How many lines in the listing below include the word "this"? Reply with the count alone.

Figure data in JSON:
** Begin **

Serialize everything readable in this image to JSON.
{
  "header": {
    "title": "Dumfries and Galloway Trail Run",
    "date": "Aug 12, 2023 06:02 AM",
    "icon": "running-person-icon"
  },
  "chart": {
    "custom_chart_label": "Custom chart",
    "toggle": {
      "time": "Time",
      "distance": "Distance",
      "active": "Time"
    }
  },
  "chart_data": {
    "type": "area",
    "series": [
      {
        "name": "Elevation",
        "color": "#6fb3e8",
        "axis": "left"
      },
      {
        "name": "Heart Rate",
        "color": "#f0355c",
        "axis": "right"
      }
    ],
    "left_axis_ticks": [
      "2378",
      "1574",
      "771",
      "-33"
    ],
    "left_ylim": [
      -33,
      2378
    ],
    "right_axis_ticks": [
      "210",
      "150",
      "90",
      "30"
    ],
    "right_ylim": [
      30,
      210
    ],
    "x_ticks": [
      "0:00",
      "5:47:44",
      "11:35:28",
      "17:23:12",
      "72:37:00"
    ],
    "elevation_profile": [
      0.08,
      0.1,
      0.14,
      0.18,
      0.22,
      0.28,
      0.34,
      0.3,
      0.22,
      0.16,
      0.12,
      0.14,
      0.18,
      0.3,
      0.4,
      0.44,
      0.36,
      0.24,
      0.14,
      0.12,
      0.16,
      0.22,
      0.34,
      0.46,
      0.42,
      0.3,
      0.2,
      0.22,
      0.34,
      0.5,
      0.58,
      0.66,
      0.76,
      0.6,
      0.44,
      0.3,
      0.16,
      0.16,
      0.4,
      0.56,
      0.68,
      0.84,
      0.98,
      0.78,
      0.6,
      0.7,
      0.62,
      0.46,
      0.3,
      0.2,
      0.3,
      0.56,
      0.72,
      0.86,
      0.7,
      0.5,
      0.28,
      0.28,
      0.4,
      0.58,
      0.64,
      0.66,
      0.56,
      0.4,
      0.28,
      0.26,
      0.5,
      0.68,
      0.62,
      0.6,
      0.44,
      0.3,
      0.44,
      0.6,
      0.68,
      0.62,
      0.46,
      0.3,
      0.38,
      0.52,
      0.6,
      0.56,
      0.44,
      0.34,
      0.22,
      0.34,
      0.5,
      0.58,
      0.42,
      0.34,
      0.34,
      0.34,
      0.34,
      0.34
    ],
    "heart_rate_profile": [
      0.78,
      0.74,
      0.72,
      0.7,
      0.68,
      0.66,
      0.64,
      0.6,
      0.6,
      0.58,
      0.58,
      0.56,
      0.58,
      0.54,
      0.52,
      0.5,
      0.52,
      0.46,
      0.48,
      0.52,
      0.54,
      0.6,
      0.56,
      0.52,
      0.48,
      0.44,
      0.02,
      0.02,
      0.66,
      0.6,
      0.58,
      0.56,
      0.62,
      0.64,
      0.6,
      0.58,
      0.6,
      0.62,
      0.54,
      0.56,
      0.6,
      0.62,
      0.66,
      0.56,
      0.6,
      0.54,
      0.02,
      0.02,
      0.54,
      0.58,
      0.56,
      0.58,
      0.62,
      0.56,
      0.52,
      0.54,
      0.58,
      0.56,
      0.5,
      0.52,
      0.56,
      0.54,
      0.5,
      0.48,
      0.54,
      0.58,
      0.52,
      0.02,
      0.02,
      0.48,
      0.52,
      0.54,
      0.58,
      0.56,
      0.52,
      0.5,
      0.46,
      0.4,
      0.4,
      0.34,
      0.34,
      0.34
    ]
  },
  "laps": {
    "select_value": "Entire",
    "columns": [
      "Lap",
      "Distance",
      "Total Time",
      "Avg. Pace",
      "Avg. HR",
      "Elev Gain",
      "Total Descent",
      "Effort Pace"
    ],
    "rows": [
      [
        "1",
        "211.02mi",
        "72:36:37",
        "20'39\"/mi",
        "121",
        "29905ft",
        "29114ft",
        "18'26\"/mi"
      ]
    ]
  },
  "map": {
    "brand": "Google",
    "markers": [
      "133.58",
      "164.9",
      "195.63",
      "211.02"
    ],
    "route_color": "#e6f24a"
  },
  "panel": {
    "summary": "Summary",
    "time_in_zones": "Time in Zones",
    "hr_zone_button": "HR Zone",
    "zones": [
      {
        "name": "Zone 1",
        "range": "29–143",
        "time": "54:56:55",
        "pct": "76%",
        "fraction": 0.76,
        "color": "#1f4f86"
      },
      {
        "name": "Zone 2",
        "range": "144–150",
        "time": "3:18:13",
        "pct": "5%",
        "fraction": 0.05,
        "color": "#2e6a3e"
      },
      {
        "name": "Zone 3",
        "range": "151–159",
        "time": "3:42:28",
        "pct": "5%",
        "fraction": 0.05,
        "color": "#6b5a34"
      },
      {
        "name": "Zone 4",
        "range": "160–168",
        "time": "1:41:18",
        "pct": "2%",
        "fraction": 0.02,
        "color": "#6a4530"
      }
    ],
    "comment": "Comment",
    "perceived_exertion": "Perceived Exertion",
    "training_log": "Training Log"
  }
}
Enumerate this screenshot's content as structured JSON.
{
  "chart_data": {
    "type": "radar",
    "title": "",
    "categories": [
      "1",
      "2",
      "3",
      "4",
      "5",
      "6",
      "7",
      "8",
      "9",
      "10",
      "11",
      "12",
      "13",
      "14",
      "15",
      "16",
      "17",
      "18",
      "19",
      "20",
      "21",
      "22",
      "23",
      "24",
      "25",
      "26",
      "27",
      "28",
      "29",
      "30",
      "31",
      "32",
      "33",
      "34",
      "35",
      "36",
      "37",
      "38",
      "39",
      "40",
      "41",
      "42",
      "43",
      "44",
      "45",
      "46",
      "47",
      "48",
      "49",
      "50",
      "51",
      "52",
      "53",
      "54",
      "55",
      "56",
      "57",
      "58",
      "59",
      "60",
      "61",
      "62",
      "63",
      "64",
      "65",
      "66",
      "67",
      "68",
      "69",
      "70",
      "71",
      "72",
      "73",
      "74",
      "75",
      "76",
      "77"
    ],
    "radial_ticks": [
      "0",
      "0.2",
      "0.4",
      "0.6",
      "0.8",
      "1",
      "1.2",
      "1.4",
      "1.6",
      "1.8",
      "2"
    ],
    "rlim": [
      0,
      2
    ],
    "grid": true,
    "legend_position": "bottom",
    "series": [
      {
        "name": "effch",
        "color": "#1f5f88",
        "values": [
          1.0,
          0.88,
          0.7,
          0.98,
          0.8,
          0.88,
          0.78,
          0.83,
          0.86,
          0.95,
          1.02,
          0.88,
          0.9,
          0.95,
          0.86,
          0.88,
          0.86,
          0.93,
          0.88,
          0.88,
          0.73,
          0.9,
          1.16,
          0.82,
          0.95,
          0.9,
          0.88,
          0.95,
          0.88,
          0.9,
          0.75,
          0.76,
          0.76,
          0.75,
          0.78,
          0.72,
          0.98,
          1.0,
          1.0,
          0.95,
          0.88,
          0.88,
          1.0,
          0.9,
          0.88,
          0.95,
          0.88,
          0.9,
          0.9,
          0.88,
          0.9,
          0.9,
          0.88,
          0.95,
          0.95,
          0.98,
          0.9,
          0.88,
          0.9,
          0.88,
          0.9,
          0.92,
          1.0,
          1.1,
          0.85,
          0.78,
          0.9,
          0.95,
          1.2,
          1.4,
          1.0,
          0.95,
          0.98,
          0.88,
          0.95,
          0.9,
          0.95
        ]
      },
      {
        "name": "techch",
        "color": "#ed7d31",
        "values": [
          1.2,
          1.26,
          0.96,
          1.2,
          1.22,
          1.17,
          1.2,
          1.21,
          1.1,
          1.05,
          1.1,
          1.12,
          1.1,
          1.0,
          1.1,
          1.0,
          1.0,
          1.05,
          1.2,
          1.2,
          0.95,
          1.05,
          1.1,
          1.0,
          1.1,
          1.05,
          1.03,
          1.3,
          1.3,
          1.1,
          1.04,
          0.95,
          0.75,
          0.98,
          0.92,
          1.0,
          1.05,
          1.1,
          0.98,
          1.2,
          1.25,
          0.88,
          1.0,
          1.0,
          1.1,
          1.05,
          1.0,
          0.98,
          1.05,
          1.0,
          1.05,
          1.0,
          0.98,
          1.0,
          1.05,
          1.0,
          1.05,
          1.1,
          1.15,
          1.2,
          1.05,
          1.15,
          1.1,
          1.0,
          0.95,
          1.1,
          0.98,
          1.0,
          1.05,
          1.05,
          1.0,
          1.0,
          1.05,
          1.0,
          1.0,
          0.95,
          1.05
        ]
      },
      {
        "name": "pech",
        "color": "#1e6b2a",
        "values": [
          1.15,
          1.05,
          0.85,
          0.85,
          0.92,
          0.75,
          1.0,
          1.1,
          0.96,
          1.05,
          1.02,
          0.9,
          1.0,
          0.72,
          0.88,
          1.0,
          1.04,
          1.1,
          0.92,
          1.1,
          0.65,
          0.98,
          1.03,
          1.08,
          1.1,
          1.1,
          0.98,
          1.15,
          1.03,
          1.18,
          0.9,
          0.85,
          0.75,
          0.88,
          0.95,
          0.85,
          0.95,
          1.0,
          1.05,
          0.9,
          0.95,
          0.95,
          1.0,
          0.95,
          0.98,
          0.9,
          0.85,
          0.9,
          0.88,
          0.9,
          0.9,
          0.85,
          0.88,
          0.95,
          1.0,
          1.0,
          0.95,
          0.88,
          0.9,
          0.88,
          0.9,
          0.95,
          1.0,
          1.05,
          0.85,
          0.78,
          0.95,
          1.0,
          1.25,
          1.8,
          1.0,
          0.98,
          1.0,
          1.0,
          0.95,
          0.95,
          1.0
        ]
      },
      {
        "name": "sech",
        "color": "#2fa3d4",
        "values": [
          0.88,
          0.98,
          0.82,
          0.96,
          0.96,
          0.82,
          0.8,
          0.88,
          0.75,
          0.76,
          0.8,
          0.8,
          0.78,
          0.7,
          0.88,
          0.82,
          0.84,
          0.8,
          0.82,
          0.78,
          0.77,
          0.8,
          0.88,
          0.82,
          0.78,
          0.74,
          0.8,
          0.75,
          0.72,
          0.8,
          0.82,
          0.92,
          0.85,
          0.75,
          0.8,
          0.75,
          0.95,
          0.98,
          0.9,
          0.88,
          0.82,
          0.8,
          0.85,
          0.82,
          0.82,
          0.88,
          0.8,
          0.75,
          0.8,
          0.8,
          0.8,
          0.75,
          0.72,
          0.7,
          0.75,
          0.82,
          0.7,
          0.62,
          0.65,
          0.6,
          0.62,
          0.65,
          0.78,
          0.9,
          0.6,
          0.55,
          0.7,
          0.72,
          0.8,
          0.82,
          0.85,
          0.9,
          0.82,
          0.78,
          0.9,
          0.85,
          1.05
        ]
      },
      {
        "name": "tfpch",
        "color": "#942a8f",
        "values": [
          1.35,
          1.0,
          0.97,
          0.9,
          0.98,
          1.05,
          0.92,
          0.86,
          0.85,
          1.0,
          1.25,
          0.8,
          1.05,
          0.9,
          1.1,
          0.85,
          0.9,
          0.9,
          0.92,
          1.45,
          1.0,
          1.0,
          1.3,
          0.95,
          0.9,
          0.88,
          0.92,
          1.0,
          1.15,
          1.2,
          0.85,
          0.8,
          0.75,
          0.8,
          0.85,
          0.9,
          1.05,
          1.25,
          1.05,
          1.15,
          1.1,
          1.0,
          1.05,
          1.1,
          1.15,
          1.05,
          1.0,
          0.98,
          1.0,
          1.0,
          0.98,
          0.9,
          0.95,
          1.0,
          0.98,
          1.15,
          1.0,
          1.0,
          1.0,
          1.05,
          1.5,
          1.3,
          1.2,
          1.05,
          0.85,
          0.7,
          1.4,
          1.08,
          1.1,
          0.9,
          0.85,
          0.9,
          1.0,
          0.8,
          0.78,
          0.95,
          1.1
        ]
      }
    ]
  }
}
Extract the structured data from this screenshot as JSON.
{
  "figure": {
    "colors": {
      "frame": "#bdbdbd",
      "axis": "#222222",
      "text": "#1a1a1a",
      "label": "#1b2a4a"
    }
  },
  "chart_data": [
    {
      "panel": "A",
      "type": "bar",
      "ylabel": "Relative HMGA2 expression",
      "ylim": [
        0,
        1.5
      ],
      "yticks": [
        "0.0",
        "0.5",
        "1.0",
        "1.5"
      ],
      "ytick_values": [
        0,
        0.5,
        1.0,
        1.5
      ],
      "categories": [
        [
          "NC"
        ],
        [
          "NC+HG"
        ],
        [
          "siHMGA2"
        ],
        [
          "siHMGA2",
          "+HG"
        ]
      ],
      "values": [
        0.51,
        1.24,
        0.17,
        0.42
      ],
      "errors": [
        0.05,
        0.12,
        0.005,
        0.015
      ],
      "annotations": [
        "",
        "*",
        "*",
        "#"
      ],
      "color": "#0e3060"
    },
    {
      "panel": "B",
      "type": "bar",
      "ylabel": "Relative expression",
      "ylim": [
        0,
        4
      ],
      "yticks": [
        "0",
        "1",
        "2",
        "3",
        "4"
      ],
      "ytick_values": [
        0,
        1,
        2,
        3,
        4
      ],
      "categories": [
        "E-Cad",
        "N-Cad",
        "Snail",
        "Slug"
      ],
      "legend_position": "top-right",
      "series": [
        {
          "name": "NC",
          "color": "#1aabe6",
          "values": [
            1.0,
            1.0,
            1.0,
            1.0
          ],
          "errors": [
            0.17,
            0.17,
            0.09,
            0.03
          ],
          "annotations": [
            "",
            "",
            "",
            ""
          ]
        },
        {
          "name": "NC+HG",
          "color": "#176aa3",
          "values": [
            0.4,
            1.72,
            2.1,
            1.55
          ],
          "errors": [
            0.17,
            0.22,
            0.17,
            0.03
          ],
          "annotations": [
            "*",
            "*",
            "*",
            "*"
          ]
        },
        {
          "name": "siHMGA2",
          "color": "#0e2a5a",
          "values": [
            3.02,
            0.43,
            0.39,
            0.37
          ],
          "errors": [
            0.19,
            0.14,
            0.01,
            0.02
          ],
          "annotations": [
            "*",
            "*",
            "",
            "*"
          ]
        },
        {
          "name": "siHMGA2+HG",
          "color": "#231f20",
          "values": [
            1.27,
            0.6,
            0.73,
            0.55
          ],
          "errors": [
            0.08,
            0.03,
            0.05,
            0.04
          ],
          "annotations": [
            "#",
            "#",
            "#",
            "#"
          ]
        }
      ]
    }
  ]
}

** End **

Right answer:
3